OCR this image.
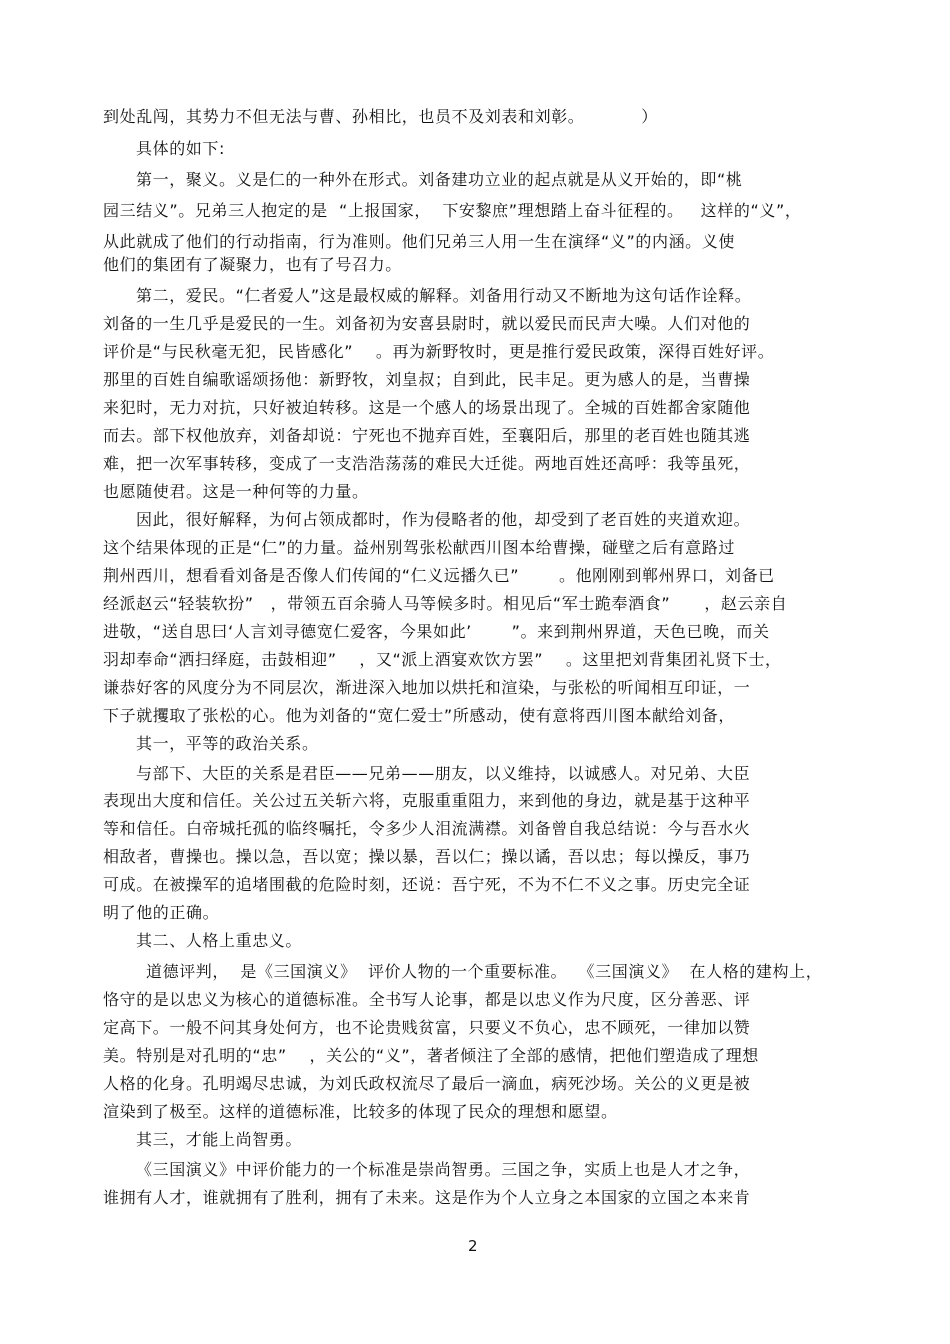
到处乱闯，其势力不但无法与曹、孙相比，也员不及刘表和刘彰。          ）
具体的如下:
第一，聚义。义是仁的一种外在形式。刘备建功立业的起点就是从义开始的，即“桃
园三结义”。兄弟三人抱定的是  “上报国家，  下安黎庶”理想踏上奋斗征程的。   这样的“义”，
从此就成了他们的行动指南，行为准则。他们兄弟三人用一生在演绎“义”的内涵。义使
他们的集团有了凝聚力，也有了号召力。
第二，爱民。“仁者爱人”这是最权威的解释。刘备用行动又不断地为这句话作诠释。
刘备的一生几乎是爱民的一生。刘备初为安喜县尉时，就以爱民而民声大噪。人们对他的
评价是“与民秋毫无犯，民皆感化”    。再为新野牧时，更是推行爱民政策，深得百姓好评。
那里的百姓自编歌谣颂扬他：新野牧，刘皇叔；自到此，民丰足。更为感人的是，当曹操
来犯时，无力对抗，只好被迫转移。这是一个感人的场景出现了。全城的百姓都舍家随他
而去。部下权他放弃，刘备却说：宁死也不抛弃百姓，至襄阳后，那里的老百姓也随其逃
难，把一次军事转移，变成了一支浩浩荡荡的难民大迁徙。两地百姓还高呼：我等虽死，
也愿随使君。这是一种何等的力量。
因此，很好解释，为何占领成都时，作为侵略者的他，却受到了老百姓的夹道欢迎。
这个结果体现的正是“仁”的力量。益州别驾张松献西川图本给曹操，碰壁之后有意路过
荆州西川，想看看刘备是否像人们传闻的“仁义远播久已”       。他刚刚到郸州界口，刘备已
经派赵云“轻装软扮”   ，带领五百余骑人马等候多时。相见后“军士跪奉酒食”      ，赵云亲自
进敬，“送自思曰‘人言刘寻德宽仁爱客，今果如此’       ”。来到荆州界道，天色已晚，而关
羽却奉命“洒扫绎庭，击鼓相迎”    ，又“派上酒宴欢饮方罢”    。这里把刘背集团礼贤下士，
谦恭好客的风度分为不同层次，渐进深入地加以烘托和渲染，与张松的听闻相互印证，一
下子就攫取了张松的心。他为刘备的“宽仁爱士”所感动，使有意将西川图本献给刘备，
其一，平等的政治关系。
与部下、大臣的关系是君臣——兄弟——朋友，以义维持，以诚感人。对兄弟、大臣
表现出大度和信任。关公过五关斩六将，克服重重阻力，来到他的身边，就是基于这种平
等和信任。白帝城托孤的临终嘱托，令多少人泪流满襟。刘备曾自我总结说：今与吾水火
相敌者，曹操也。操以急，吾以宽；操以暴，吾以仁；操以谲，吾以忠；每以操反，事乃
可成。在被操军的追堵围截的危险时刻，还说：吾宁死，不为不仁不义之事。历史完全证
明了他的正确。
其二、人格上重忠义。
道德评判，  是《三国演义》  评价人物的一个重要标准。  《三国演义》  在人格的建构上，
恪守的是以忠义为核心的道德标准。全书写人论事，都是以忠义作为尺度，区分善恶、评
定高下。一般不问其身处何方，也不论贵贱贫富，只要义不负心，忠不顾死，一律加以赞
美。特别是对孔明的“忠”    ，关公的“义”，著者倾注了全部的感情，把他们塑造成了理想
人格的化身。孔明竭尽忠诚，为刘氏政权流尽了最后一滴血，病死沙场。关公的义更是被
渲染到了极至。这样的道德标准，比较多的体现了民众的理想和愿望。
其三，才能上尚智勇。
《三国演义》中评价能力的一个标准是崇尚智勇。三国之争，实质上也是人才之争，
谁拥有人才，谁就拥有了胜利，拥有了未来。这是作为个人立身之本国家的立国之本来肯
2
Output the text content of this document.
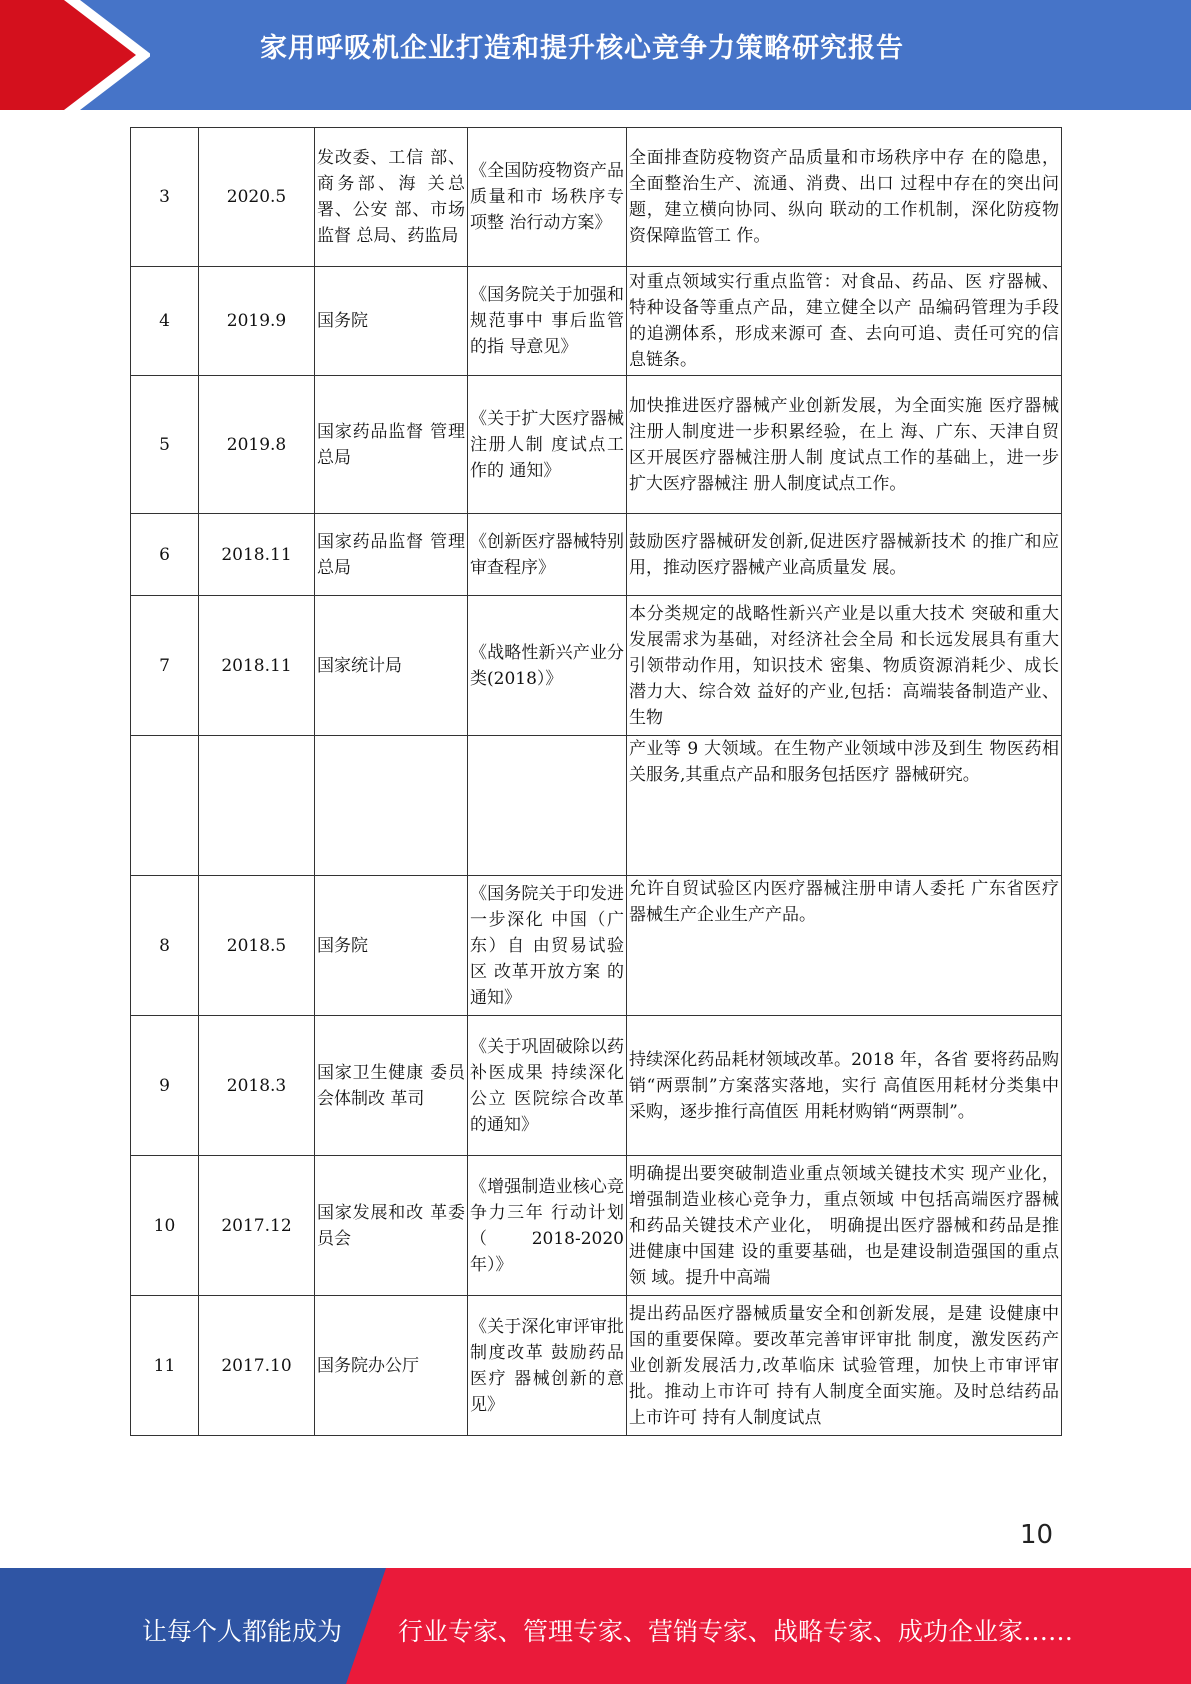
家用呼吸机企业打造和提升核心竞争力策略研究报告
3	2020.5	发改委、工信 部、商务部、海 关总署、公安 部、市场监督 总局、药监局	《全国防疫物资产品质量和市 场秩序专项整 治行动方案》	全面排查防疫物资产品质量和市场秩序中存 在的隐患，全面整治生产、流通、消费、出口 过程中存在的突出问题，建立横向协同、纵向 联动的工作机制，深化防疫物资保障监管工 作。
4	2019.9	国务院	《国务院关于加强和规范事中 事后监管的指 导意见》	对重点领域实行重点监管：对食品、药品、医 疗器械、特种设备等重点产品，建立健全以产 品编码管理为手段的追溯体系，形成来源可 查、去向可追、责任可究的信息链条。
5	2019.8	国家药品监督 管理总局	《关于扩大医疗器械注册人制 度试点工作的 通知》	加快推进医疗器械产业创新发展，为全面实施 医疗器械注册人制度进一步积累经验，在上 海、广东、天津自贸区开展医疗器械注册人制 度试点工作的基础上，进一步扩大医疗器械注 册人制度试点工作。
6	2018.11	国家药品监督 管理总局	《创新医疗器械特别审查程序》	鼓励医疗器械研发创新,促进医疗器械新技术 的推广和应用，推动医疗器械产业高质量发 展。
7	2018.11	国家统计局	《战略性新兴产业分类(2018）》	本分类规定的战略性新兴产业是以重大技术 突破和重大发展需求为基础，对经济社会全局 和长远发展具有重大引领带动作用，知识技术 密集、物质资源消耗少、成长潜力大、综合效 益好的产业,包括：高端装备制造产业、生物
				产业等 9 大领域。在生物产业领域中涉及到生 物医药相关服务,其重点产品和服务包括医疗 器械研究。
8	2018.5	国务院	《国务院关于印发进一步深化 中国（广东）自 由贸易试验区 改革开放方案 的通知》	允许自贸试验区内医疗器械注册申请人委托 广东省医疗器械生产企业生产产品。
9	2018.3	国家卫生健康 委员会体制改 革司	《关于巩固破除以药补医成果 持续深化公立 医院综合改革 的通知》	持续深化药品耗材领域改革。2018 年，各省 要将药品购销“两票制”方案落实落地，实行 高值医用耗材分类集中采购，逐步推行高值医 用耗材购销“两票制”。
10	2017.12	国家发展和改 革委员会	《增强制造业核心竞争力三年 行动计划 （ 2018-2020 年）》	明确提出要突破制造业重点领域关键技术实 现产业化，增强制造业核心竞争力，重点领域 中包括高端医疗器械和药品关键技术产业化， 明确提出医疗器械和药品是推进健康中国建 设的重要基础，也是建设制造强国的重点领 域。提升中高端
11	2017.10	国务院办公厅	《关于深化审评审批制度改革 鼓励药品医疗 器械创新的意 见》	提出药品医疗器械质量安全和创新发展，是建 设健康中国的重要保障。要改革完善审评审批 制度，激发医药产业创新发展活力,改革临床 试验管理，加快上市审评审批。推动上市许可 持有人制度全面实施。及时总结药品上市许可 持有人制度试点
10
让每个人都能成为 行业专家、管理专家、营销专家、战略专家、成功企业家……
____________________
GIVEN PROBLEM:
Return each line in the records that holds the string "this".

OUTPUT OF THE EXERCISE:
OCR this image.
Output the text content of this document.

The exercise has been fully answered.